■ Entries provided ■

==============================

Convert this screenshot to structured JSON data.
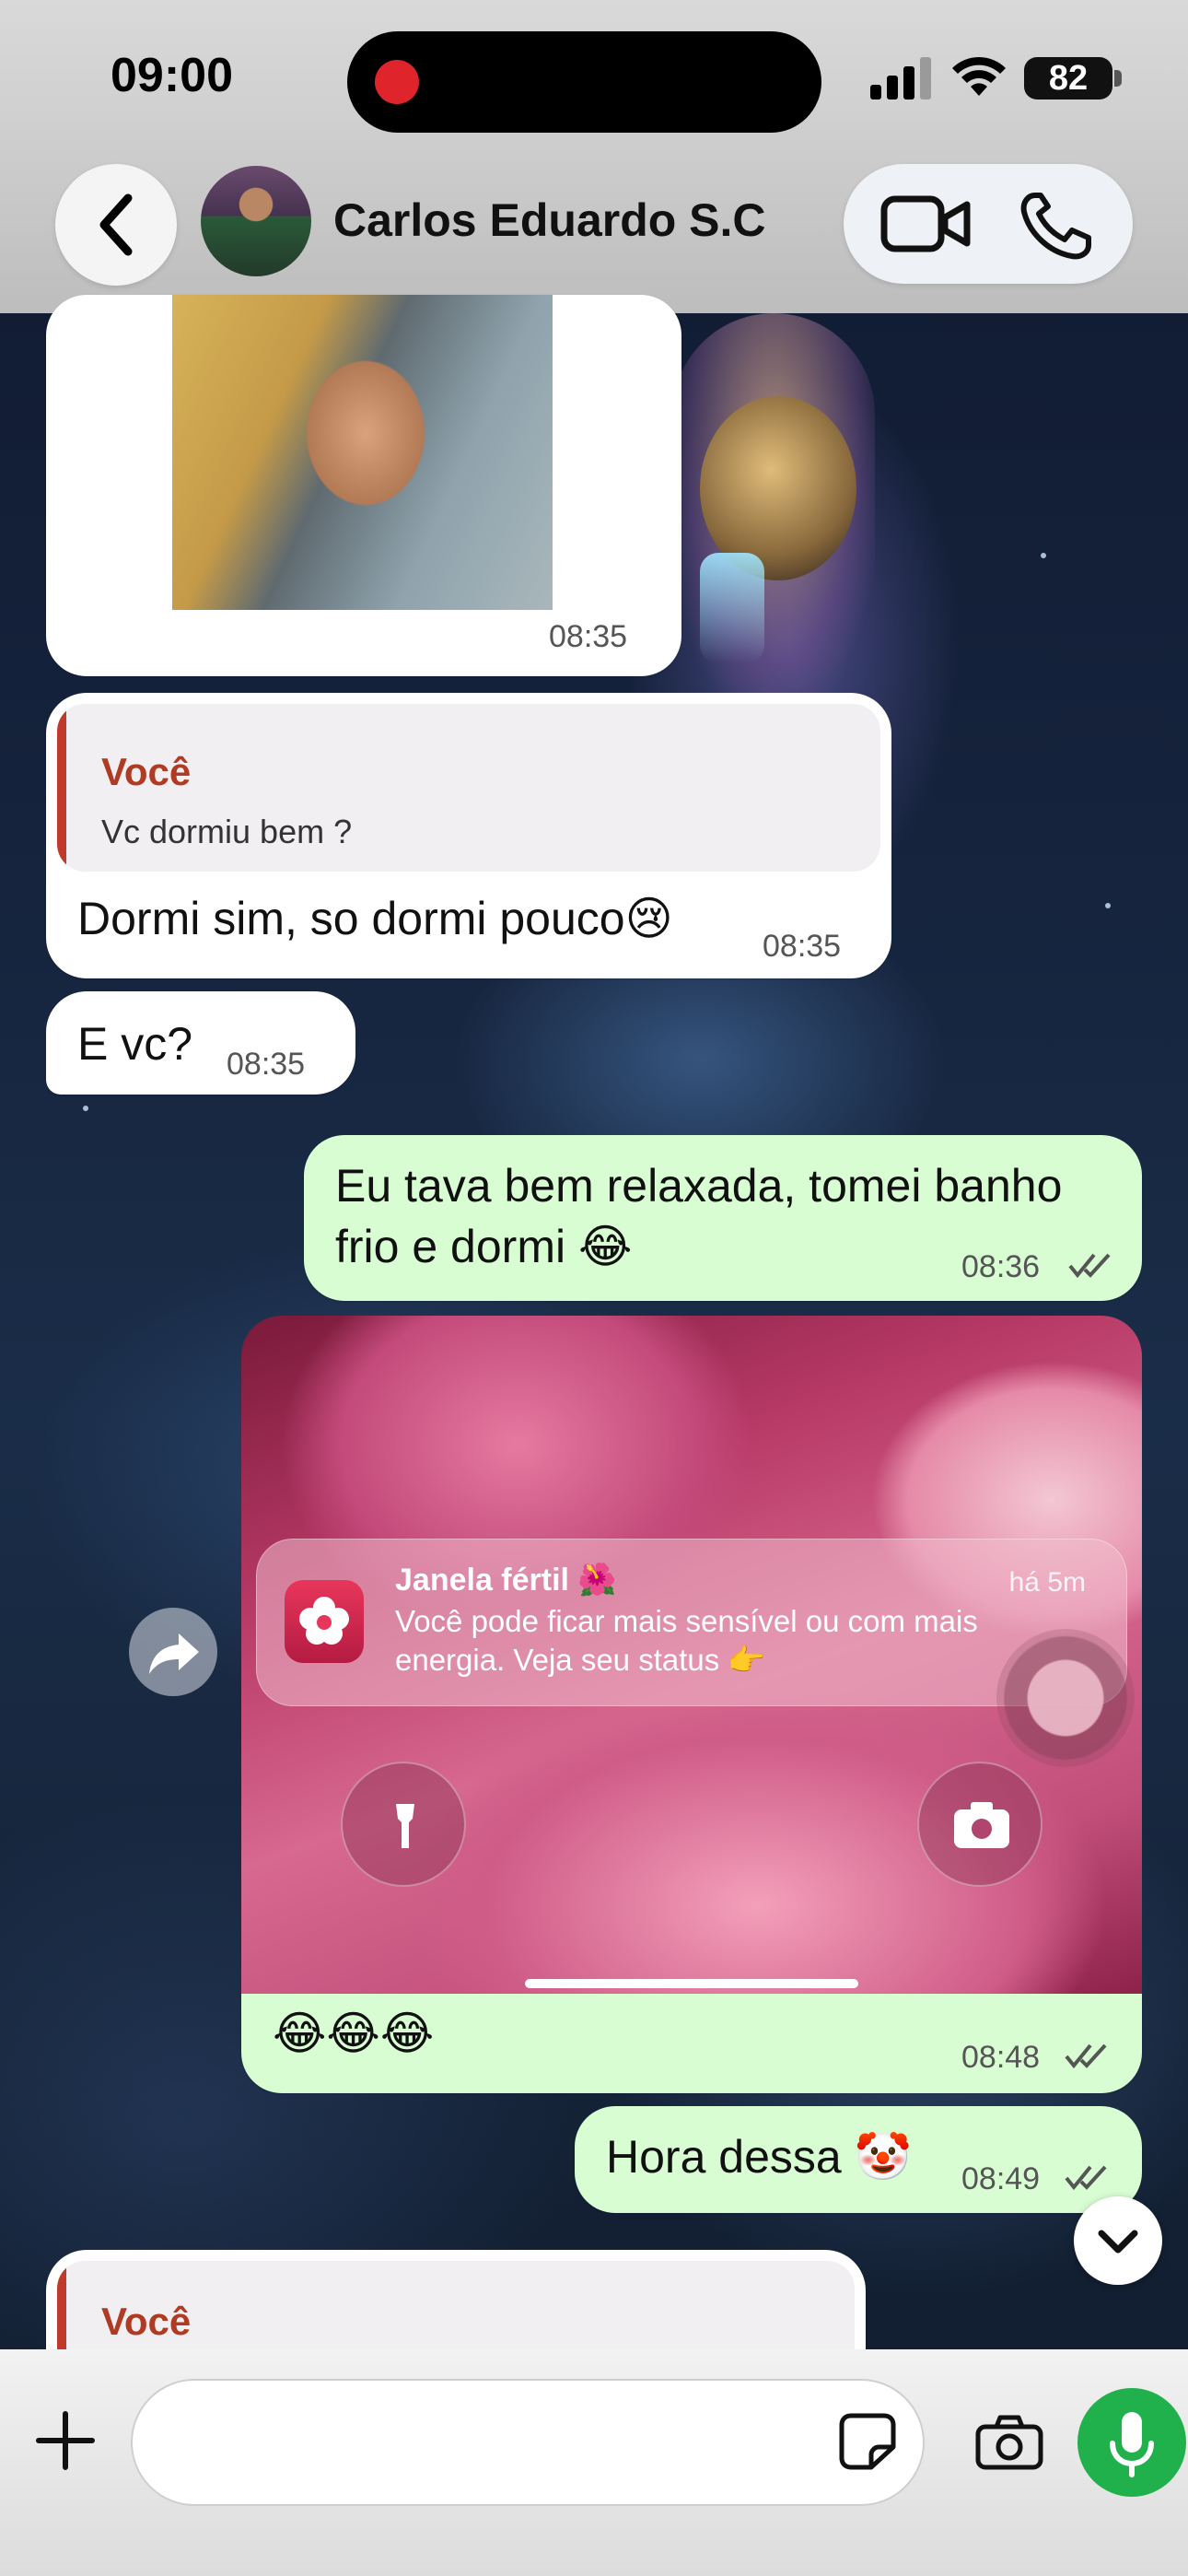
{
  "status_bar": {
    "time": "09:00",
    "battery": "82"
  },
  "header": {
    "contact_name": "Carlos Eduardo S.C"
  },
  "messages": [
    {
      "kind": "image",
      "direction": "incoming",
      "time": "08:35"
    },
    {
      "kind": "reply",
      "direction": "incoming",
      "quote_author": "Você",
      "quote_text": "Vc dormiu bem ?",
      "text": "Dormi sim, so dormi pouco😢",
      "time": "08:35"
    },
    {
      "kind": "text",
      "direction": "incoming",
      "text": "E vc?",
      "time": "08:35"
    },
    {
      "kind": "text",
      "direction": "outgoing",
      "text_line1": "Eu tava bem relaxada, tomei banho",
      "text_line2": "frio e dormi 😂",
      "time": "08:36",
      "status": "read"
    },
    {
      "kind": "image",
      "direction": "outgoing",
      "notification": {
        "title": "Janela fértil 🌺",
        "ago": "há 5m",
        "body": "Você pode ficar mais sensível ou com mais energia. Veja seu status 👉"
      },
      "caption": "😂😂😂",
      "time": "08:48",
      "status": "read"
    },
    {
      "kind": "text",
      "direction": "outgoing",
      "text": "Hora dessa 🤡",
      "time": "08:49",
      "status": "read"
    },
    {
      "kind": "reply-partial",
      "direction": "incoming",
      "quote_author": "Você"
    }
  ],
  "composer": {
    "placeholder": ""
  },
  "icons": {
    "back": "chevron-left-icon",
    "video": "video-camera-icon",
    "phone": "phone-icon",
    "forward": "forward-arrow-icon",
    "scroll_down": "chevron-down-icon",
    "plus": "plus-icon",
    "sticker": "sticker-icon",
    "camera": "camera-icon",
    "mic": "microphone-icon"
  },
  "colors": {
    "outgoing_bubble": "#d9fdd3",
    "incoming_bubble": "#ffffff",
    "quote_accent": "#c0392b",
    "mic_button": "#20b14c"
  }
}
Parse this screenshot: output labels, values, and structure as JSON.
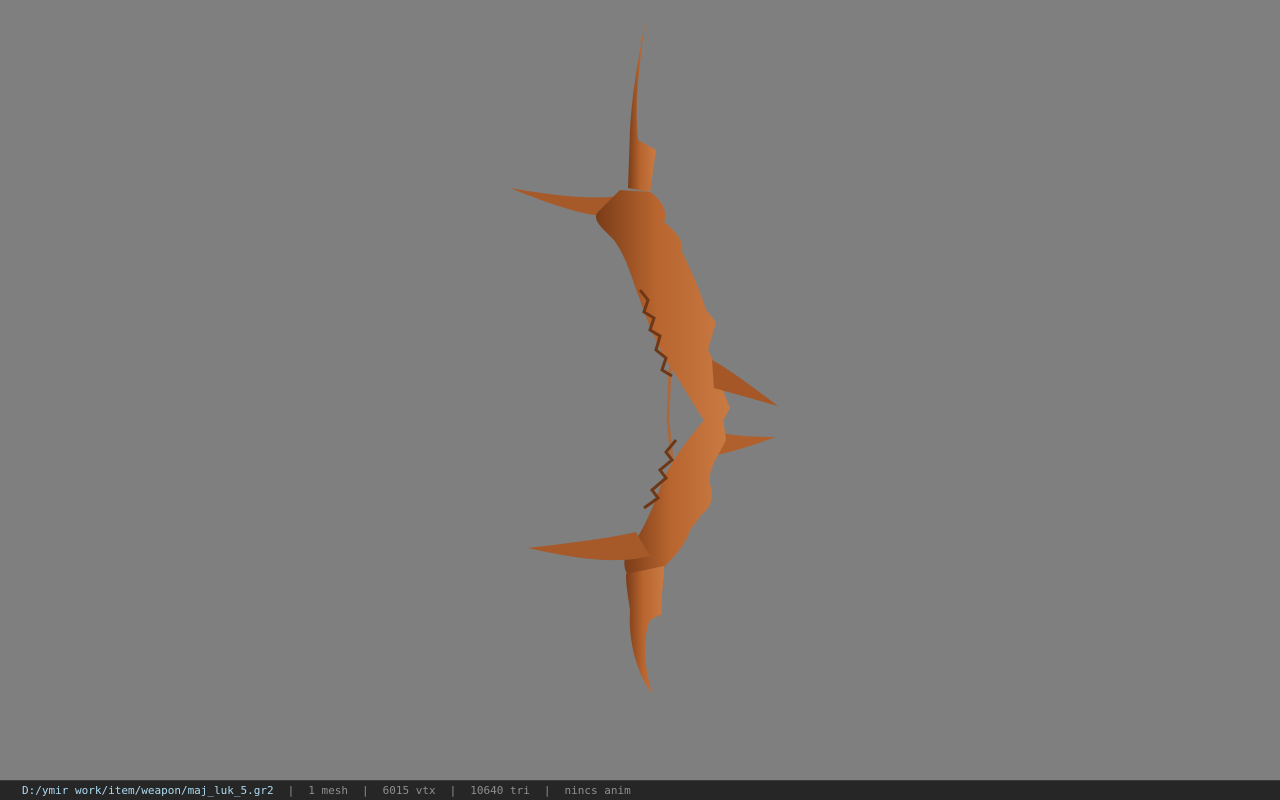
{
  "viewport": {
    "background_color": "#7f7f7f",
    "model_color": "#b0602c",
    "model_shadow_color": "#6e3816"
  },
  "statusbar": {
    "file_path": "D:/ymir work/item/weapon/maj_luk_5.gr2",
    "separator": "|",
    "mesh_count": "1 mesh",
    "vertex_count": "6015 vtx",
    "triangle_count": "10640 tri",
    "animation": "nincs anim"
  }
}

==============================

■ What you are asked to do ■
Extract only the lines from the line containing "Parse this screenshot: output" through the final line of the listing above, unchanged; pictures stay out of the copy.

■ Full answer ■
Parse this screenshot: output labels, values, and structure as JSON.
{
  "viewport": {
    "background_color": "#7f7f7f",
    "model_color": "#b0602c",
    "model_shadow_color": "#6e3816"
  },
  "statusbar": {
    "file_path": "D:/ymir work/item/weapon/maj_luk_5.gr2",
    "separator": "|",
    "mesh_count": "1 mesh",
    "vertex_count": "6015 vtx",
    "triangle_count": "10640 tri",
    "animation": "nincs anim"
  }
}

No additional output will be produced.